Go through the listing below and list every line with "text".

Items from a dataset:
■ ■ ■
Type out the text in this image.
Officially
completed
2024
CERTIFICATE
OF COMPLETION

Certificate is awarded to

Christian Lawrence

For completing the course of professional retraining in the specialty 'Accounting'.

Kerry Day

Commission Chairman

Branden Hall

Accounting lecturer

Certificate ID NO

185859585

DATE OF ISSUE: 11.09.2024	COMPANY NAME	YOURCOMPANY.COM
■ ■ ■
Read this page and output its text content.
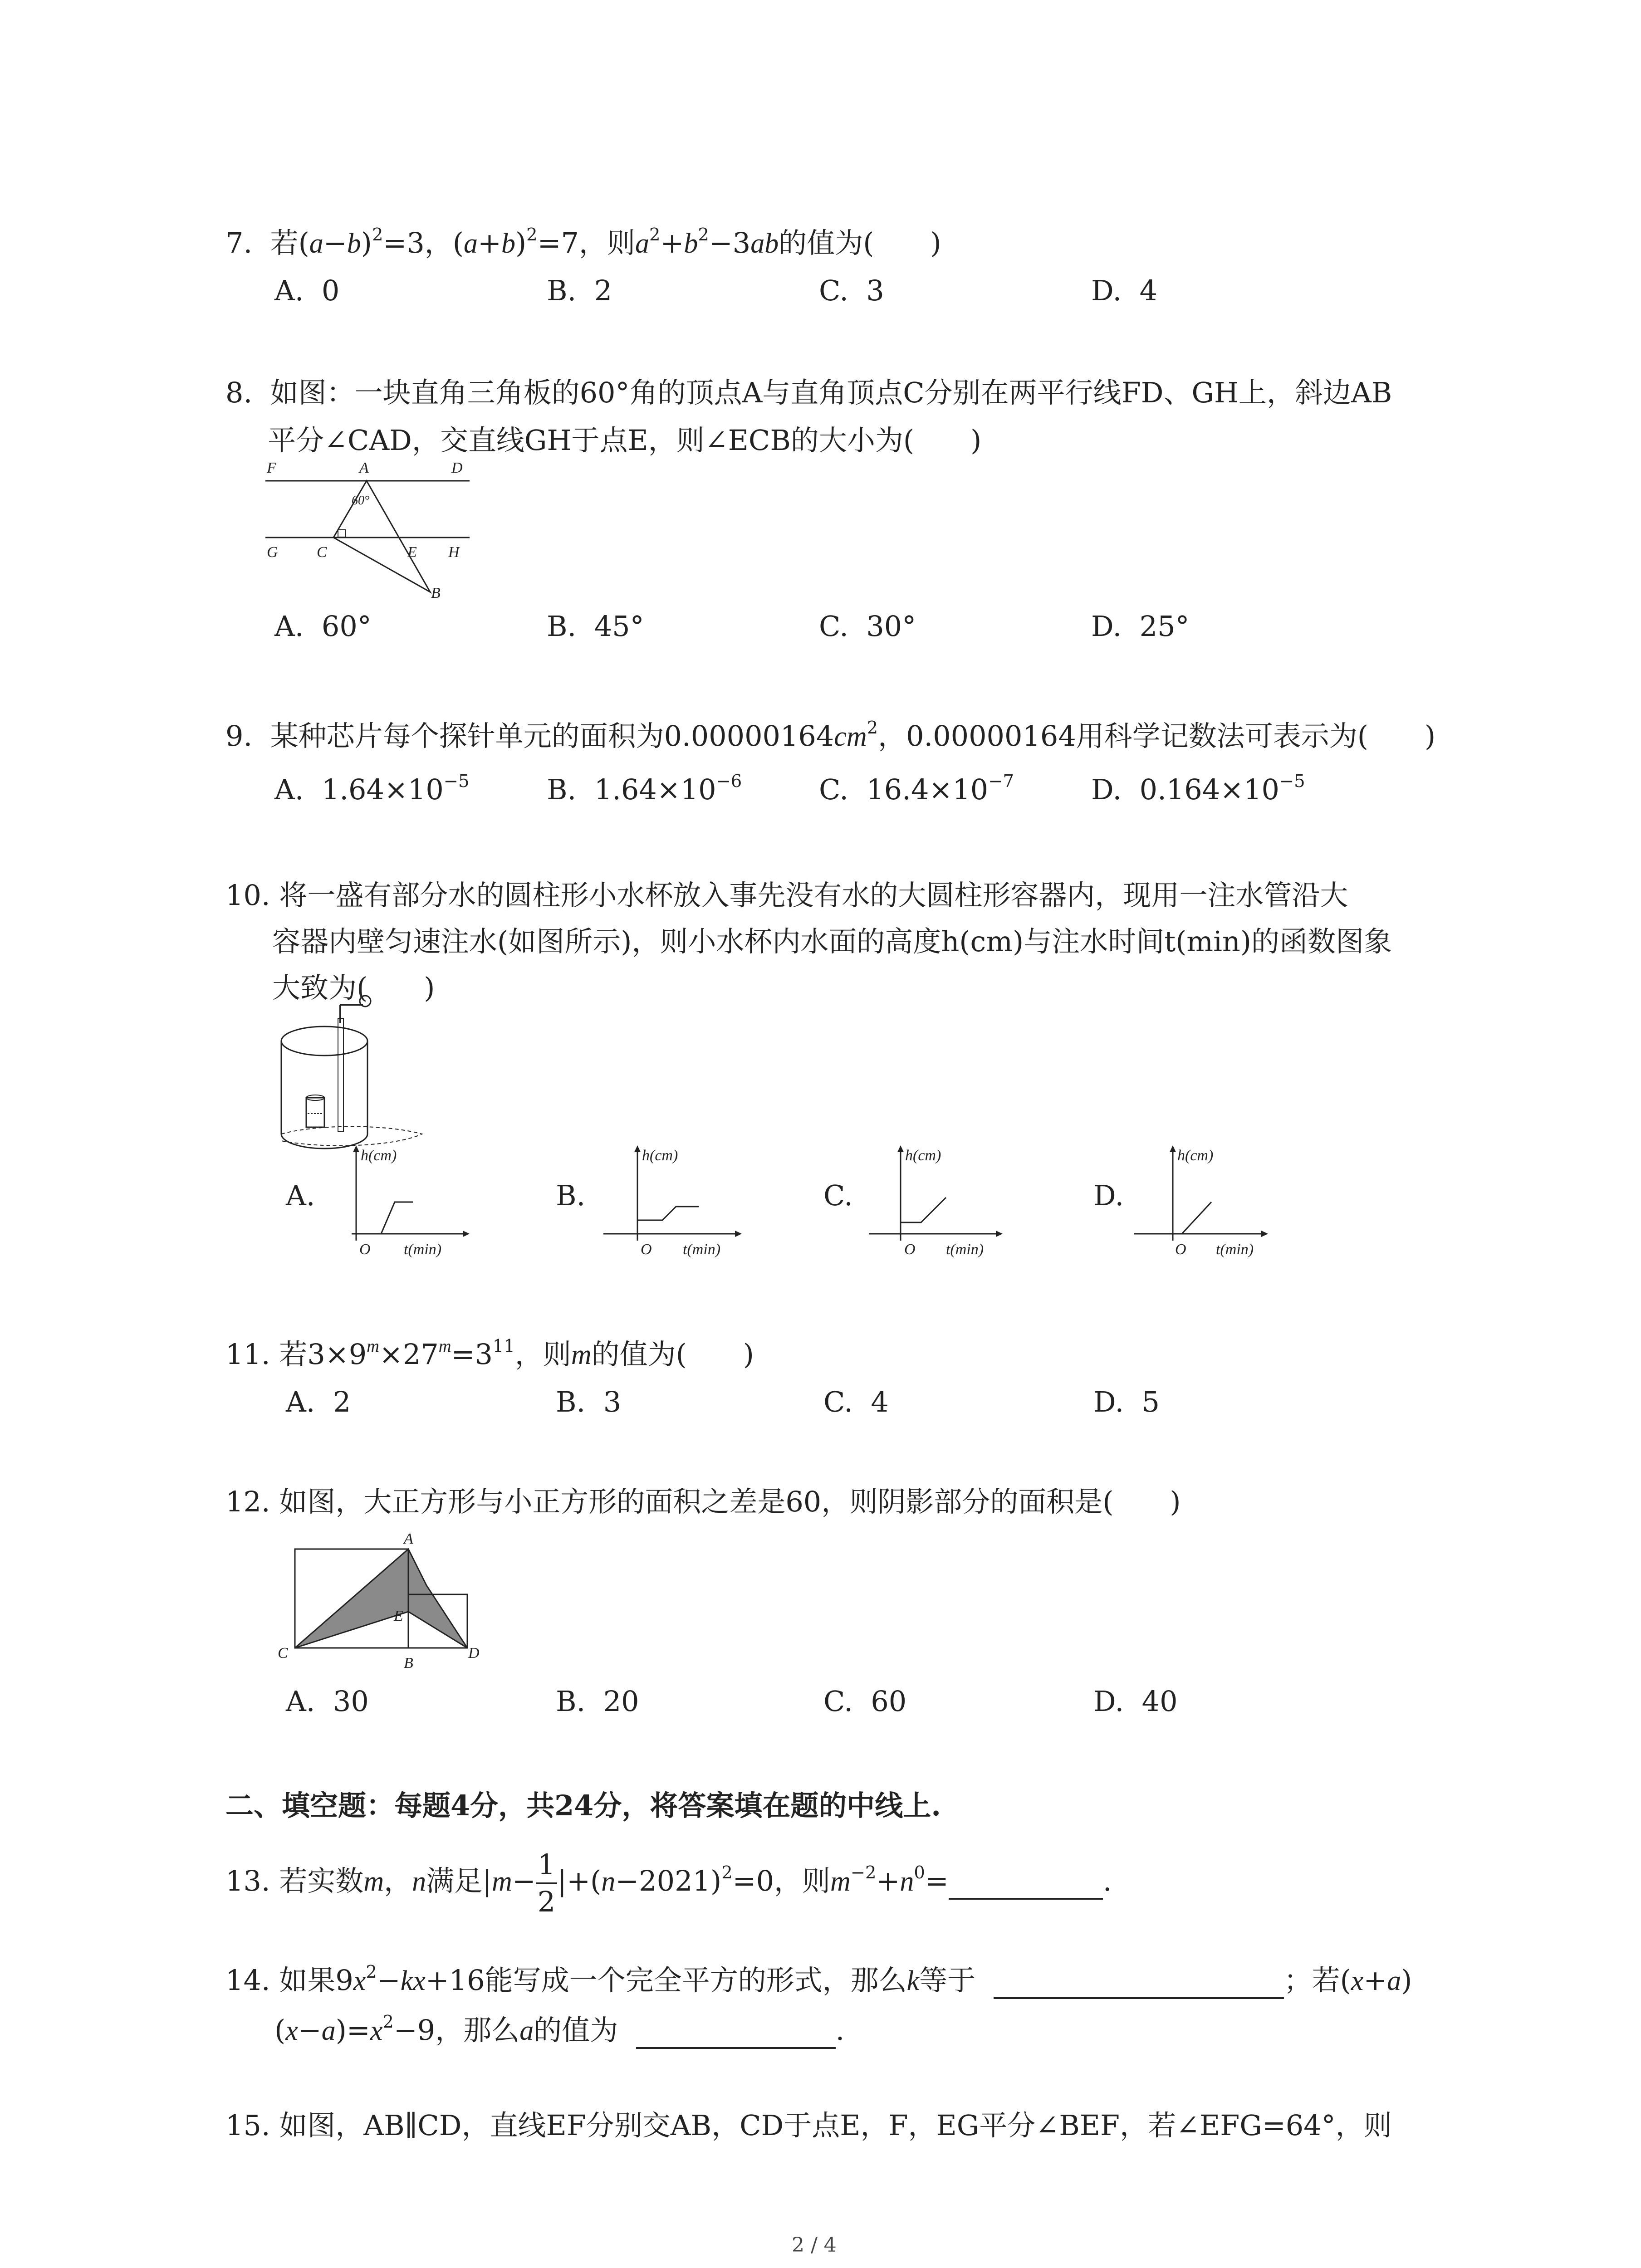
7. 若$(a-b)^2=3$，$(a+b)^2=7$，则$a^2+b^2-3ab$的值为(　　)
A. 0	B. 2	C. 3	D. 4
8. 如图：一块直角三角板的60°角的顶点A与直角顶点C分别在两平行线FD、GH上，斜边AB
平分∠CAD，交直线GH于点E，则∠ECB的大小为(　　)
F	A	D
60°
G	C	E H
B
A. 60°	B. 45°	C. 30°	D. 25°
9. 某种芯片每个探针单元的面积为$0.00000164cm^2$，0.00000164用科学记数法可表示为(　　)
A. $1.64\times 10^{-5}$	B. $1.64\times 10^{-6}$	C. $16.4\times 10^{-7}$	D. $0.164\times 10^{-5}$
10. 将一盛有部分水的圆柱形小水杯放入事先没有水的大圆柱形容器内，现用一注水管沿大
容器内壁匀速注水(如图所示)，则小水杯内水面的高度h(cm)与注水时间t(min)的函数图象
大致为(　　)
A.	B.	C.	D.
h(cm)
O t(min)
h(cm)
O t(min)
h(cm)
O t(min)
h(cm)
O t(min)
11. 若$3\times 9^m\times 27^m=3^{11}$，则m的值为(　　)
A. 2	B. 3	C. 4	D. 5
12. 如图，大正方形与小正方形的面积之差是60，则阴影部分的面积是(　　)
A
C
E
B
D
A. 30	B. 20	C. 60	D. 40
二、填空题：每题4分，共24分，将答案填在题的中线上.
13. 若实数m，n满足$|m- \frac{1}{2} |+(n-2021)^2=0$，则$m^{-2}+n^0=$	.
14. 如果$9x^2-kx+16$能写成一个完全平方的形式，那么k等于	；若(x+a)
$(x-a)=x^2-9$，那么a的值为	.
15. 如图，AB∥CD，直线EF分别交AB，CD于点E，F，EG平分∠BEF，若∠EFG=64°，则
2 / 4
■ ■ ■
ANSWER:
Type out the text in this image.
Read this page and output its text content.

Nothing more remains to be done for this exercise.